# EXTRAIT

Les Etats-Unis ont poursuivi mercredi leur pression au sein de l’Agence internationale de l’énergie atomique (AIEA) pour épingler la Syrie en raison de son manque de coopération sur des activités nucléaires présumées.
« La position des Etats-Unis est que nous n’allons pas laisser cette question s’évanouir ou disparaître. Nous n’allons pas laisser la Syrie simplement jouer la montre dans cette affaire », a déclaré l’ambassadeur américain auprès de l’AIEA Glyn Davies, en marge du conseil des gouverneurs de l’agence onusienne, qui se tient cette semaine à Vienne.
L’AIEA demande en particulier l’accès au site d’Al-Kibar, bombardé en septembre 2007 par Israël en raison de soupçons de projets de construction d’un réacteur nucléaire.
Damas a « activement entravé l’enquête de l’AIEA en lui refusant l’accès au site, en refusant de lui fournir des informations et en nettoyant les sites suspects », a dit l’Américain.
La Syrie n’a plus accepté d’inspecteurs sur son sol depuis juin 2008.

# ENTRÉES
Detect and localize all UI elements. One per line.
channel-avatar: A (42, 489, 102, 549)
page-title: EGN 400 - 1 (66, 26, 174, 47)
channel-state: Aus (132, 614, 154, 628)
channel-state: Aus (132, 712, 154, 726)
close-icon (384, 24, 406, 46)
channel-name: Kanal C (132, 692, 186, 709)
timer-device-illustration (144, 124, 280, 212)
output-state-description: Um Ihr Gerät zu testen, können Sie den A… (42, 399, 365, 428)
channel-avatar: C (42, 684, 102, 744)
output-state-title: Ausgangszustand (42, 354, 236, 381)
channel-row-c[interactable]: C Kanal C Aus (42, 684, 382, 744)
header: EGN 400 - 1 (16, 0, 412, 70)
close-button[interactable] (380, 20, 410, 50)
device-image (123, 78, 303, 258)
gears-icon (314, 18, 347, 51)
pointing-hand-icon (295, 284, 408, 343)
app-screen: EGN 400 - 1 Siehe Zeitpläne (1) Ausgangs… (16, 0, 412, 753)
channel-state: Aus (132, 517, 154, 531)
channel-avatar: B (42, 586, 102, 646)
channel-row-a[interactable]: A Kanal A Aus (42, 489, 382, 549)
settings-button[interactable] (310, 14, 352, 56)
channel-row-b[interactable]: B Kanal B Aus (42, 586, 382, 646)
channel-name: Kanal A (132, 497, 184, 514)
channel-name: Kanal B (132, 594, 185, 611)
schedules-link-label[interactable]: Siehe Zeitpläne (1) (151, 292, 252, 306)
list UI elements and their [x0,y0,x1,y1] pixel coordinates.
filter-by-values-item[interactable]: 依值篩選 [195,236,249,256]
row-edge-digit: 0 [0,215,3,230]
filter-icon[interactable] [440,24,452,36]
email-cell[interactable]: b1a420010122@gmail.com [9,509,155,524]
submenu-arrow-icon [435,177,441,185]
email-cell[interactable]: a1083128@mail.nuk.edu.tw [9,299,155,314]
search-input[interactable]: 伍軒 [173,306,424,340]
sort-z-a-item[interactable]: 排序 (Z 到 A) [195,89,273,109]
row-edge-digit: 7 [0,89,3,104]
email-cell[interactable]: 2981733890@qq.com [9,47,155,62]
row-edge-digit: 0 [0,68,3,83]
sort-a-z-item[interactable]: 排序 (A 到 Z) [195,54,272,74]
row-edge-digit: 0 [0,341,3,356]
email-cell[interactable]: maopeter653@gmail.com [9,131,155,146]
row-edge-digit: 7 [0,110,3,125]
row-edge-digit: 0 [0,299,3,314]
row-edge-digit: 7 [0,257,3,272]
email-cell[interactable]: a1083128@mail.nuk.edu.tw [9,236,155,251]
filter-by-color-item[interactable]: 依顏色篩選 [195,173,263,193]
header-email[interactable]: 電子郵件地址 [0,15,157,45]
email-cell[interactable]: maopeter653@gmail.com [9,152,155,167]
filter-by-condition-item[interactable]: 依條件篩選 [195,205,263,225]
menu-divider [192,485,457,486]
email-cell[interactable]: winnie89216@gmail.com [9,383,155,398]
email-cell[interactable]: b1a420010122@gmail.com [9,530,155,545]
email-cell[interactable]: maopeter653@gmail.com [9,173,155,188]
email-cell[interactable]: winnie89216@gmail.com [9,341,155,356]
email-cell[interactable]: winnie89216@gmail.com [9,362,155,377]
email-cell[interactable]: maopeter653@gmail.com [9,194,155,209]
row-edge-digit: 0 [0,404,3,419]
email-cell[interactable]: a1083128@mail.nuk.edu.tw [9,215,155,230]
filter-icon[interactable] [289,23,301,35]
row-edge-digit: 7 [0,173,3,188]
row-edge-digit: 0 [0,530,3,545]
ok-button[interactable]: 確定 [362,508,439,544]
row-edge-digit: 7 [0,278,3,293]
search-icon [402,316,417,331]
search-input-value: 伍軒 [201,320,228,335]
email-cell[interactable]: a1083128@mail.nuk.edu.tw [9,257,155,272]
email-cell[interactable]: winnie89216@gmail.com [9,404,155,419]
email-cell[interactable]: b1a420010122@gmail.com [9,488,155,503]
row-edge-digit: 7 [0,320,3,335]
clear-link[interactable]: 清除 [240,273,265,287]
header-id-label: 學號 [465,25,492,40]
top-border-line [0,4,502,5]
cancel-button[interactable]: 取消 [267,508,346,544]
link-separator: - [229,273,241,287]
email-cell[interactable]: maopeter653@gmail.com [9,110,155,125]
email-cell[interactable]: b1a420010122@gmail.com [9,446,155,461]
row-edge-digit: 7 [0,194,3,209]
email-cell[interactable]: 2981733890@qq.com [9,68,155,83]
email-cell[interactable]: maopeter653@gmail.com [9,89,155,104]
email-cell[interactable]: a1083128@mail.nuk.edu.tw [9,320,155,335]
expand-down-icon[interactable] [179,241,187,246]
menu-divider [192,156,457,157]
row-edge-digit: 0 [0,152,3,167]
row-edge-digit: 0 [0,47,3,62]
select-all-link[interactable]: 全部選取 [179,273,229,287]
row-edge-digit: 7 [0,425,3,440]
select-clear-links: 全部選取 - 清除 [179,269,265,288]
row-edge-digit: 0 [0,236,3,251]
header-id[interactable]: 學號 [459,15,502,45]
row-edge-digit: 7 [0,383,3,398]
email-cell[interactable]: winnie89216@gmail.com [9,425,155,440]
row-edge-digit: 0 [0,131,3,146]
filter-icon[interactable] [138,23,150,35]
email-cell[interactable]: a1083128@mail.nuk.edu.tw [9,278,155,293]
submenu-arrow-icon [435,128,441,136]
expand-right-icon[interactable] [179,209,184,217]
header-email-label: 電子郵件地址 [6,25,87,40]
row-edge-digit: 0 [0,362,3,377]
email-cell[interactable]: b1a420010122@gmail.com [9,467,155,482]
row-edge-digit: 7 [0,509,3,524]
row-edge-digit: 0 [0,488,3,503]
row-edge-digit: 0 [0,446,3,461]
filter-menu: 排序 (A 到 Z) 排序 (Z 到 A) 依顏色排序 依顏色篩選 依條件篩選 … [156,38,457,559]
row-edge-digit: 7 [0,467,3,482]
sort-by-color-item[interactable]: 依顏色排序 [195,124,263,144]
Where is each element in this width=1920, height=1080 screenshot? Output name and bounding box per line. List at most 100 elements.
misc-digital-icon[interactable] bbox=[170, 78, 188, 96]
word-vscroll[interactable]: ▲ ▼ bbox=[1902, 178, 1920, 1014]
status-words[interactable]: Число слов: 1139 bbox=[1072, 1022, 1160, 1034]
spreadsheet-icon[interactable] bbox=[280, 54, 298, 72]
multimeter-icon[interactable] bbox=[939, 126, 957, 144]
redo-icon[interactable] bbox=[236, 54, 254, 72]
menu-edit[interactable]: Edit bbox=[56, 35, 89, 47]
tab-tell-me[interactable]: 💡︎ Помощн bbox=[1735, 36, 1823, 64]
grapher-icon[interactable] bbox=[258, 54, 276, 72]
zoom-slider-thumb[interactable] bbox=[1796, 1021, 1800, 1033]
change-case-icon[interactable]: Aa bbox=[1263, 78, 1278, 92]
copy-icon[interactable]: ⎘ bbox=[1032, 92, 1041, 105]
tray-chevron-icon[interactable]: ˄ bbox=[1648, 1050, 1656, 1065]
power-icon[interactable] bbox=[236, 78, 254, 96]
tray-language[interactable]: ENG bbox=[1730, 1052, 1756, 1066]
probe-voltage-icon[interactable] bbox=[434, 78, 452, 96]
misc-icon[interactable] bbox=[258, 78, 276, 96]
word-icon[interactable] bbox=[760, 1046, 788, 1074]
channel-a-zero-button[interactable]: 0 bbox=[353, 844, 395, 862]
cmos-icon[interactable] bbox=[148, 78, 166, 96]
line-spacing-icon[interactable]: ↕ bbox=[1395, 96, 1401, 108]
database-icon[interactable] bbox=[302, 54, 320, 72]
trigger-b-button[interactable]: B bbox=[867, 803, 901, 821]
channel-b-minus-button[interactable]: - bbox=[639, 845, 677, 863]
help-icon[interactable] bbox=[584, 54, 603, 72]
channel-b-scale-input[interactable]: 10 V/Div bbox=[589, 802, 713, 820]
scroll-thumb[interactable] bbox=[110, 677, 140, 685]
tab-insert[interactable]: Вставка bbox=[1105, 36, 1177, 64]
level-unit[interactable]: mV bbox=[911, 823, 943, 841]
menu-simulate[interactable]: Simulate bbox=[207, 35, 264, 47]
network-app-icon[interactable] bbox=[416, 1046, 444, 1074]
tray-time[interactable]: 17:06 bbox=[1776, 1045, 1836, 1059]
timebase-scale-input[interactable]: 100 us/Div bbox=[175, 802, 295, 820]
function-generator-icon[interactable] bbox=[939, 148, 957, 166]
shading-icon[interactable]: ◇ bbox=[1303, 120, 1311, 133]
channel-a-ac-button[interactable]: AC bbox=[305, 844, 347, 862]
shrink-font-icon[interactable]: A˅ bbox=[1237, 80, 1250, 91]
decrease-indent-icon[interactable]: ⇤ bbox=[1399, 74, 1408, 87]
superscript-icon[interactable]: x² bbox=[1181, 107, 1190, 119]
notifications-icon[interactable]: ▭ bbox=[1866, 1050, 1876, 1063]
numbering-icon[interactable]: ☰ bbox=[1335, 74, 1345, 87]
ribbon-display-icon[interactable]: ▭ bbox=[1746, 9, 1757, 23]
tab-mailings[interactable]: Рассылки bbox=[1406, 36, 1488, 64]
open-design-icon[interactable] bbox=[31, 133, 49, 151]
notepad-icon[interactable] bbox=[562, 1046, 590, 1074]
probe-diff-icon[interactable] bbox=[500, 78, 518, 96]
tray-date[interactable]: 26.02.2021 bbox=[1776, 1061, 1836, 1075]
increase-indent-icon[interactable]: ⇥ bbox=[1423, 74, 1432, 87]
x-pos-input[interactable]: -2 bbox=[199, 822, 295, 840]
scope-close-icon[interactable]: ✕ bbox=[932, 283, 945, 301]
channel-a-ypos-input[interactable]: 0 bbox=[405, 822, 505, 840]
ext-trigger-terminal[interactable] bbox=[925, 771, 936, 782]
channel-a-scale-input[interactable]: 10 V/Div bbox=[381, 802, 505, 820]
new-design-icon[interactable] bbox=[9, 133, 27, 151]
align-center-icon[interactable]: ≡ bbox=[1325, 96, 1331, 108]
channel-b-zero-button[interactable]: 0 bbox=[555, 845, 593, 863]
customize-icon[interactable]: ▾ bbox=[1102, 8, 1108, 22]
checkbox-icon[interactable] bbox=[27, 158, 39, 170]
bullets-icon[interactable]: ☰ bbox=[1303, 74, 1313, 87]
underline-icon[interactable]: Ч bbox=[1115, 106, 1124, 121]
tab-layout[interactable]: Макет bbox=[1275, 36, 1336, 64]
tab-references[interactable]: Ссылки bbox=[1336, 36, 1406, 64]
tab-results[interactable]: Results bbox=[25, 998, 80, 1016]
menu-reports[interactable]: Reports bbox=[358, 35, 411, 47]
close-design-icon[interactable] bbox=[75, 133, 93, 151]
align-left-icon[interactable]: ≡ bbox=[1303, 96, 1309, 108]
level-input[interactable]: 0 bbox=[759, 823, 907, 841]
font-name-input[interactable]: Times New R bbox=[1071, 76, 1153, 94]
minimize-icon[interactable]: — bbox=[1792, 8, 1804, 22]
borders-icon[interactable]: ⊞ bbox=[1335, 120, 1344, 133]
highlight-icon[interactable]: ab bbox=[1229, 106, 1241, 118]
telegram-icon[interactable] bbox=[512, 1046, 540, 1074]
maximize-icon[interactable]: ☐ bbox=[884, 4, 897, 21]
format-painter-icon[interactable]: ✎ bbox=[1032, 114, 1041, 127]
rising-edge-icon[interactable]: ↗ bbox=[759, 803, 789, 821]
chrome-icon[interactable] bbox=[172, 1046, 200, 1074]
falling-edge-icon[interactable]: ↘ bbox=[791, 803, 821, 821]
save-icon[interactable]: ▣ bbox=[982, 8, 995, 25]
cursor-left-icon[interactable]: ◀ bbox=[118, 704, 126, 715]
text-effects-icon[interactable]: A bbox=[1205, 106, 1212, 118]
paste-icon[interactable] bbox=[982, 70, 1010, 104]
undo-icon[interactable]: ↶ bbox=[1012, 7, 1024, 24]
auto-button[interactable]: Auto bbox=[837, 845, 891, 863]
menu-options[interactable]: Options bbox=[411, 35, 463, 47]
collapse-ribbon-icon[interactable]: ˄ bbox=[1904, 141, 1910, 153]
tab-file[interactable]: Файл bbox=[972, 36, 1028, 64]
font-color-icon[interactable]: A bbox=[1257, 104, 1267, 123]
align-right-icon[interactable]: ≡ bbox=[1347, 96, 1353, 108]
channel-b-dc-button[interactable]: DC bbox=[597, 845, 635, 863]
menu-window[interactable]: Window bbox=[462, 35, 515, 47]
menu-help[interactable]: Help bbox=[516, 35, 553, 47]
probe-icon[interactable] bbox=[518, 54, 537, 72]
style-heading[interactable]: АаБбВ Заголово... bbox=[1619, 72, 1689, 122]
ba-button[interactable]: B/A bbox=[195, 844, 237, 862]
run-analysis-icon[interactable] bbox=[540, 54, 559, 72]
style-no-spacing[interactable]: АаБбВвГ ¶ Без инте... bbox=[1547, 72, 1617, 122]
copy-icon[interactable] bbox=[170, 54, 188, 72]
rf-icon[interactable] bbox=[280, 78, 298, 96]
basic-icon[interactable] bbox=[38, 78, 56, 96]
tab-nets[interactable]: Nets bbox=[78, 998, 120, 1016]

# CONSIGNE A
Pouvez-vous restituer le passage de l'article sur la Syrie et l'AIEA qui va de « Les Etats-Unis ont » jusqu'à « semaine à Vienne. » ?
# CONSIGNE B
Comment traduire en anglais cette phrase de l'article sur la Syrie et l'AIEA : « La Syrie n’a plus accepté d’inspecteurs sur son sol depuis juin 2008. » ?
# CONSIGNE C
Quelle pourrait être la suite de l'article sur la Syrie et l'AIEA ? Rédigez-la à partir de sa dernière phrase.
Les entrées n'ont aucun lien avec l'article sur la Syrie et l'AIEA.

# RÉPONSE ATTENDUE A
Les Etats-Unis ont poursuivi mercredi leur pression au sein de l’Agence internationale de l’énergie atomique (AIEA) pour épingler la Syrie en raison de son manque de coopération sur des activités nucléaires présumées.
« La position des Etats-Unis est que nous n’allons pas laisser cette question s’évanouir ou disparaître. Nous n’allons pas laisser la Syrie simplement jouer la montre dans cette affaire », a déclaré l’ambassadeur américain auprès de l’AIEA Glyn Davies, en marge du conseil des gouverneurs de l’agence onusienne, qui se tient cette semaine à Vienne.

# RÉPONSE ATTENDUE B
Syria has not accepted any inspectors on its soil since June 2008.

# RÉPONSE ATTENDUE C
Elle a récemment fait une concession en acceptant la visite d’inspecteurs sur son site de Homs, dans l’ouest de la Syrie, fixée au 1er avril.
« Cela ne résout pas tous les problèmes », a reconnu le directeur général de l’AIEA Yukiya Amano, mais « pourrait être un pas en avant ».
Les Etats-Unis font depuis plusieurs mois pression pour infliger à la Syrie une résolution voire demander des « inspections spéciales ».
Récemment, un groupe de 25 parlementaires américains a appelé l’agence onusienne à obliger la Syrie à accepter des « inspections spéciales » de ses sites nucléaires, estimant que la crédibilité de l’AIEA était en jeu.
Mais grâce à sa proposition, Damas semble s’être ménagé un répit au moins jusqu’à la prochaine réunion du conseil de juin prochain.